» What you need to do
In the entries below, identify every line with the string "latest" and copy it.

===

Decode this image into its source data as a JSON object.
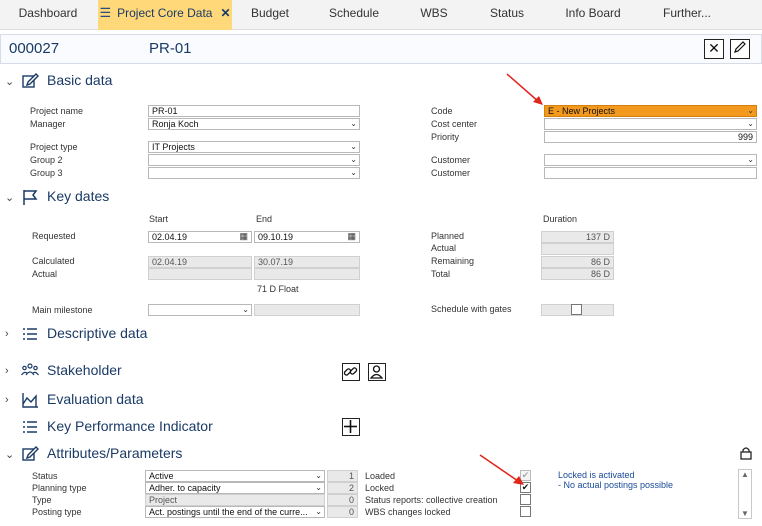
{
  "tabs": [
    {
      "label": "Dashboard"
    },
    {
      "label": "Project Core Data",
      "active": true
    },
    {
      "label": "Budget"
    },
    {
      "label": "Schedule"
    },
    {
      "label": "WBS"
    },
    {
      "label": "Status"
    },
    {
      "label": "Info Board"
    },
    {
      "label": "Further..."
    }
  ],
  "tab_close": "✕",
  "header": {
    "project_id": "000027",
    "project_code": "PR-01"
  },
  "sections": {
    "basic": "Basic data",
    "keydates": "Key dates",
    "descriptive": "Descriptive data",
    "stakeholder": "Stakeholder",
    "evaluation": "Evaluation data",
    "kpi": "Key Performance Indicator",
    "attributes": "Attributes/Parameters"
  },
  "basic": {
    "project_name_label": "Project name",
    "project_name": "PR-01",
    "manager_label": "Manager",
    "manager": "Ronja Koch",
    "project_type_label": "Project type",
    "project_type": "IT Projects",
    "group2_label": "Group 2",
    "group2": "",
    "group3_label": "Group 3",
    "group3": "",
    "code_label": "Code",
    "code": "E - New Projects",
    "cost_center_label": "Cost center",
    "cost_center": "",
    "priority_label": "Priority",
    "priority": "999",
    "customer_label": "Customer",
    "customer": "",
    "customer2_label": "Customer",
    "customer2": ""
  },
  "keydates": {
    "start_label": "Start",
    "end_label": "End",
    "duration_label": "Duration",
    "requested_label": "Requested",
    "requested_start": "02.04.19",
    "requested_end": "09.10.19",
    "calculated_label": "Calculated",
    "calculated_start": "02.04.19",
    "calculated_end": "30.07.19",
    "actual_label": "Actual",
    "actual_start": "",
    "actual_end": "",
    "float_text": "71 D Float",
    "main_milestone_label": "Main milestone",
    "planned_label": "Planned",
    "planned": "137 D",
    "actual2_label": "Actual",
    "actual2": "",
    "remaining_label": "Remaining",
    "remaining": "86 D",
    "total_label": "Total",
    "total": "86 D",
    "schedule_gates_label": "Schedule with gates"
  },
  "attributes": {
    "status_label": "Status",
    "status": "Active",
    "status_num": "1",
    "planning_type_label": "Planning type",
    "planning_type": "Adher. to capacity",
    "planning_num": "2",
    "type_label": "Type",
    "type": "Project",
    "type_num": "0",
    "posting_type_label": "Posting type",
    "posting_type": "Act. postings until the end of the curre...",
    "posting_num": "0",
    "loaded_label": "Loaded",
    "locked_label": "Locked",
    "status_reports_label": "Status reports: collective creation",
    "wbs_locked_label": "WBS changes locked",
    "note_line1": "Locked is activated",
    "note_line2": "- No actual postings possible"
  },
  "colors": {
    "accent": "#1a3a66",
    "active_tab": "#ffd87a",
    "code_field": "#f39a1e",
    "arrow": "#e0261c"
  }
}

===

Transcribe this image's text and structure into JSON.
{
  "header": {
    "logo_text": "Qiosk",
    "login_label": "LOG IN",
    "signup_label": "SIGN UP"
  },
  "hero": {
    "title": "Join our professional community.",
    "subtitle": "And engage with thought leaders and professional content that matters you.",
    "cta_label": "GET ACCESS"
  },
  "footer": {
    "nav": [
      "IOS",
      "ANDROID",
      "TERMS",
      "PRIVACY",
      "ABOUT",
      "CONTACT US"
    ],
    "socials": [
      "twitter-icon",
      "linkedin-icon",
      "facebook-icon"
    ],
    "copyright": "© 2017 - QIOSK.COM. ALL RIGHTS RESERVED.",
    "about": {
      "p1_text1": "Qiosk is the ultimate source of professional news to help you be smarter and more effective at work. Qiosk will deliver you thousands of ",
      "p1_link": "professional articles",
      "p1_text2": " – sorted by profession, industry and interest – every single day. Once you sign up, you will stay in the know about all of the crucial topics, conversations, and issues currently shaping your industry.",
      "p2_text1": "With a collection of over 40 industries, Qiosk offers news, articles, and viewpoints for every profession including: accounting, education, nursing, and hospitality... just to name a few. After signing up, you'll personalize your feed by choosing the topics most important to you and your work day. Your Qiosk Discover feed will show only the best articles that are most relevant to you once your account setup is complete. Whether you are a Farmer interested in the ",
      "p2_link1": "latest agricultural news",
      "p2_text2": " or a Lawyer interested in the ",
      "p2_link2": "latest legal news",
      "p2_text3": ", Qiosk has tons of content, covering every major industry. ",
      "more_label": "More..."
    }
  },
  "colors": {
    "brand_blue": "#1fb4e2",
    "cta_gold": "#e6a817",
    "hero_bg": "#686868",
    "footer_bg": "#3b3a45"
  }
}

===

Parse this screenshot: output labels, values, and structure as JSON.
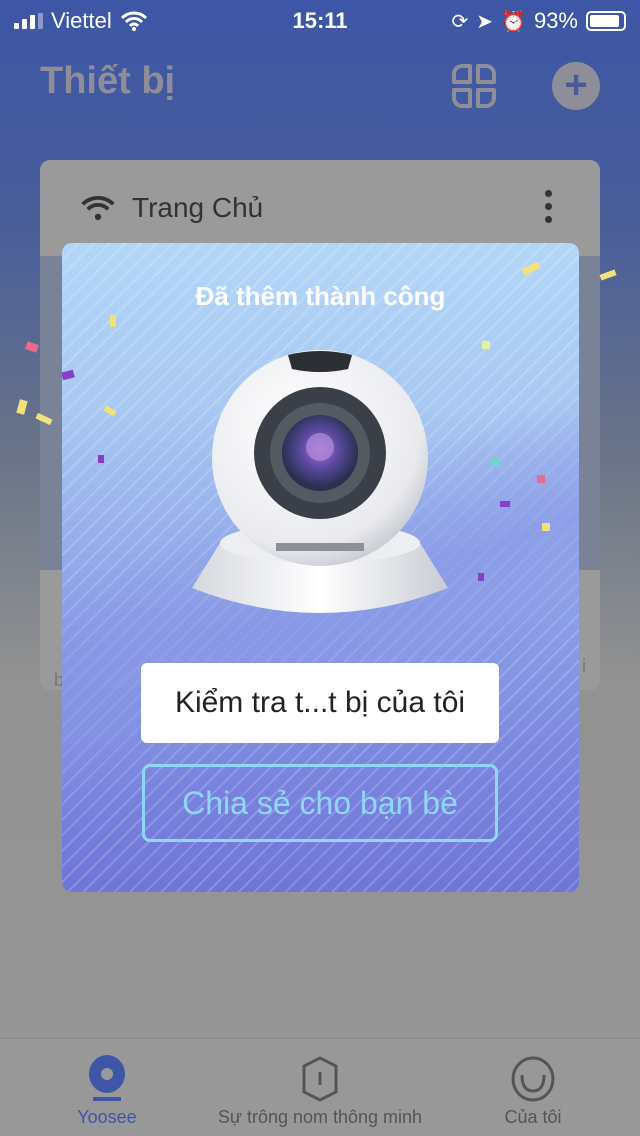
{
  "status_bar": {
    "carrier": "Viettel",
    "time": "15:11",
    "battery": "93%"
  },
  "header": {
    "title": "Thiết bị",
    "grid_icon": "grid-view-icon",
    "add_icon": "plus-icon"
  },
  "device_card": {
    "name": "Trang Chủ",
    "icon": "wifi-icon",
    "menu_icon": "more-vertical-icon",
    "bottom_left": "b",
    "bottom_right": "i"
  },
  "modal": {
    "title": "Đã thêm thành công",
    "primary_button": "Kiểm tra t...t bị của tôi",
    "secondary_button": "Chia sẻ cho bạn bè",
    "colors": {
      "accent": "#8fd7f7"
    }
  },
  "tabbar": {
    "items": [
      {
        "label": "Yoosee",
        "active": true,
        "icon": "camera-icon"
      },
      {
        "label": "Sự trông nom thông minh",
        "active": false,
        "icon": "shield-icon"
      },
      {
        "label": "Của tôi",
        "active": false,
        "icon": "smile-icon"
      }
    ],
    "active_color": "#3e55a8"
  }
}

===

» Exercise solution
      "p2_link1": "latest agricultural news",
      "p2_link2": "latest legal news",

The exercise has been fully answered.